> **EXCERPTED RECORDS**:
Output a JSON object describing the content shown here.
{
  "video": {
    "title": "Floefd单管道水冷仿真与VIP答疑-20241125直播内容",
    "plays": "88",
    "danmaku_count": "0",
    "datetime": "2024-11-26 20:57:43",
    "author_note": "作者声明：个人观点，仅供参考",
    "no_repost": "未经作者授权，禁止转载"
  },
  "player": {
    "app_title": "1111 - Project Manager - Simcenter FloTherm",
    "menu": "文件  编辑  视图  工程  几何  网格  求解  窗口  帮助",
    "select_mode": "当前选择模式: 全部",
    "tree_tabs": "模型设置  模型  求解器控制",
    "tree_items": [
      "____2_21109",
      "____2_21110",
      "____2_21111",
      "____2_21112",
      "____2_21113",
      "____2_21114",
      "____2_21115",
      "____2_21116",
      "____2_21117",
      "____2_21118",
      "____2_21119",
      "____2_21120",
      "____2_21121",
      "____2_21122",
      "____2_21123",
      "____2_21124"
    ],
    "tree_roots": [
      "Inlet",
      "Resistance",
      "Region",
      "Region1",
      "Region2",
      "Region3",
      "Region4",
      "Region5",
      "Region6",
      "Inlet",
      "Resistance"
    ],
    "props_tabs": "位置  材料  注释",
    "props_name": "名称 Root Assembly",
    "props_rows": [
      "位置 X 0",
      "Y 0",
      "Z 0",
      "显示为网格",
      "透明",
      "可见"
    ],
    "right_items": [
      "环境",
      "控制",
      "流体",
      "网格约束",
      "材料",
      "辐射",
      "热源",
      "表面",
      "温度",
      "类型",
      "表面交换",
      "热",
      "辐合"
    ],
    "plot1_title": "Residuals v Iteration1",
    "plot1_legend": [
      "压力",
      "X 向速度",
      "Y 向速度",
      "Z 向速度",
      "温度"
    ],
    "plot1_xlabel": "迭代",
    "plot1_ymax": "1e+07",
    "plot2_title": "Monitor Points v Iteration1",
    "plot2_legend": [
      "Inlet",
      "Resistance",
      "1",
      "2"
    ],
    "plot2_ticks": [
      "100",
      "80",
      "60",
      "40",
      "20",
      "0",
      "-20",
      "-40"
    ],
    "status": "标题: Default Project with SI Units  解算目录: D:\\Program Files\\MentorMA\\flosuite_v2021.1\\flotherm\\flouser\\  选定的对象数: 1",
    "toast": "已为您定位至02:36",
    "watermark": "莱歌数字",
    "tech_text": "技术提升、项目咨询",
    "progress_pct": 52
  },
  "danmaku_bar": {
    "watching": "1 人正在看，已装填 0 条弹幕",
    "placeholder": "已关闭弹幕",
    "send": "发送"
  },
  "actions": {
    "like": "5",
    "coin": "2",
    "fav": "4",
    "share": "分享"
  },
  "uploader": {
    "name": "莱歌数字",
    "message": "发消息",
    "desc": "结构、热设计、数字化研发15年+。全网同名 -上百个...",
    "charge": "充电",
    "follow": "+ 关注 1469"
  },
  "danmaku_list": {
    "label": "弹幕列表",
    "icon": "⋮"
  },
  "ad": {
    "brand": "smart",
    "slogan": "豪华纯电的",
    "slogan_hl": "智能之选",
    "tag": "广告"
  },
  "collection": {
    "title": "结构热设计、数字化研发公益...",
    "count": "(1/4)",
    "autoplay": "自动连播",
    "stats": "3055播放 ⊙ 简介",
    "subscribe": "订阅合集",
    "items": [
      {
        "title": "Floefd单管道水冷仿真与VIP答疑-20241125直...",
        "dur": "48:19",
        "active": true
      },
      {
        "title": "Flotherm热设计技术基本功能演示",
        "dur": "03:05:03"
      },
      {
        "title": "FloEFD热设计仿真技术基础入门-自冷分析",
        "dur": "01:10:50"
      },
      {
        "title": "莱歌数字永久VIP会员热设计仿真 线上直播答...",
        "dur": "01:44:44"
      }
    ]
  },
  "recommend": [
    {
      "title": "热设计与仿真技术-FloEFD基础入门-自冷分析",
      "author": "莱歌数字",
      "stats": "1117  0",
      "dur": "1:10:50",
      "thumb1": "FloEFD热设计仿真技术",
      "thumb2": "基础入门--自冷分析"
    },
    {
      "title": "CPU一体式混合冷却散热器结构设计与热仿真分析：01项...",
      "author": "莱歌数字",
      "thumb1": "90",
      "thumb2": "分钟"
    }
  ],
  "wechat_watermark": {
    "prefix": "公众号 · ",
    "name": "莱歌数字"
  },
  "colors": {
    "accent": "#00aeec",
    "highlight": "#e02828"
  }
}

> **THE PROBLEM**:
Extract the data in full. Keep it word for word.

> **EXPECTED ANSWER**:
Output a JSON object describing the content shown here.
{
  "video": {
    "title": "Floefd单管道水冷仿真与VIP答疑-20241125直播内容",
    "plays": "88",
    "danmaku_count": "0",
    "datetime": "2024-11-26 20:57:43",
    "author_note": "作者声明：个人观点，仅供参考",
    "no_repost": "未经作者授权，禁止转载"
  },
  "player": {
    "app_title": "1111 - Project Manager - Simcenter FloTherm",
    "menu": "文件  编辑  视图  工程  几何  网格  求解  窗口  帮助",
    "select_mode": "当前选择模式: 全部",
    "tree_tabs": "模型设置  模型  求解器控制",
    "tree_items": [
      "____2_21109",
      "____2_21110",
      "____2_21111",
      "____2_21112",
      "____2_21113",
      "____2_21114",
      "____2_21115",
      "____2_21116",
      "____2_21117",
      "____2_21118",
      "____2_21119",
      "____2_21120",
      "____2_21121",
      "____2_21122",
      "____2_21123",
      "____2_21124"
    ],
    "tree_roots": [
      "Inlet",
      "Resistance",
      "Region",
      "Region1",
      "Region2",
      "Region3",
      "Region4",
      "Region5",
      "Region6",
      "Inlet",
      "Resistance"
    ],
    "props_tabs": "位置  材料  注释",
    "props_name": "名称 Root Assembly",
    "props_rows": [
      "位置 X 0",
      "Y 0",
      "Z 0",
      "显示为网格",
      "透明",
      "可见"
    ],
    "right_items": [
      "环境",
      "控制",
      "流体",
      "网格约束",
      "材料",
      "辐射",
      "热源",
      "表面",
      "温度",
      "类型",
      "表面交换",
      "热",
      "辐合"
    ],
    "plot1_title": "Residuals v Iteration1",
    "plot1_legend": [
      "压力",
      "X 向速度",
      "Y 向速度",
      "Z 向速度",
      "温度"
    ],
    "plot1_xlabel": "迭代",
    "plot1_ymax": "1e+07",
    "plot2_title": "Monitor Points v Iteration1",
    "plot2_legend": [
      "Inlet",
      "Resistance",
      "1",
      "2"
    ],
    "plot2_ticks": [
      "100",
      "80",
      "60",
      "40",
      "20",
      "0",
      "-20",
      "-40"
    ],
    "status": "标题: Default Project with SI Units  解算目录: D:\\Program Files\\MentorMA\\flosuite_v2021.1\\flotherm\\flouser\\  选定的对象数: 1",
    "toast": "已为您定位至02:36",
    "watermark": "莱歌数字",
    "tech_text": "技术提升、项目咨询",
    "progress_pct": 52
  },
  "danmaku_bar": {
    "watching": "1 人正在看，已装填 0 条弹幕",
    "placeholder": "已关闭弹幕",
    "send": "发送"
  },
  "actions": {
    "like": "5",
    "coin": "2",
    "fav": "4",
    "share": "分享"
  },
  "uploader": {
    "name": "莱歌数字",
    "message": "发消息",
    "desc": "结构、热设计、数字化研发15年+。全网同名 -上百个...",
    "charge": "充电",
    "follow": "+ 关注 1469"
  },
  "danmaku_list": {
    "label": "弹幕列表",
    "icon": "⋮"
  },
  "ad": {
    "brand": "smart",
    "slogan": "豪华纯电的",
    "slogan_hl": "智能之选",
    "tag": "广告"
  },
  "collection": {
    "title": "结构热设计、数字化研发公益...",
    "count": "(1/4)",
    "autoplay": "自动连播",
    "stats": "3055播放 ⊙ 简介",
    "subscribe": "订阅合集",
    "items": [
      {
        "title": "Floefd单管道水冷仿真与VIP答疑-20241125直...",
        "dur": "48:19",
        "active": true
      },
      {
        "title": "Flotherm热设计技术基本功能演示",
        "dur": "03:05:03"
      },
      {
        "title": "FloEFD热设计仿真技术基础入门-自冷分析",
        "dur": "01:10:50"
      },
      {
        "title": "莱歌数字永久VIP会员热设计仿真 线上直播答...",
        "dur": "01:44:44"
      }
    ]
  },
  "recommend": [
    {
      "title": "热设计与仿真技术-FloEFD基础入门-自冷分析",
      "author": "莱歌数字",
      "stats": "1117  0",
      "dur": "1:10:50",
      "thumb1": "FloEFD热设计仿真技术",
      "thumb2": "基础入门--自冷分析"
    },
    {
      "title": "CPU一体式混合冷却散热器结构设计与热仿真分析：01项...",
      "author": "莱歌数字",
      "thumb1": "90",
      "thumb2": "分钟"
    }
  ],
  "wechat_watermark": {
    "prefix": "公众号 · ",
    "name": "莱歌数字"
  },
  "colors": {
    "accent": "#00aeec",
    "highlight": "#e02828"
  }
}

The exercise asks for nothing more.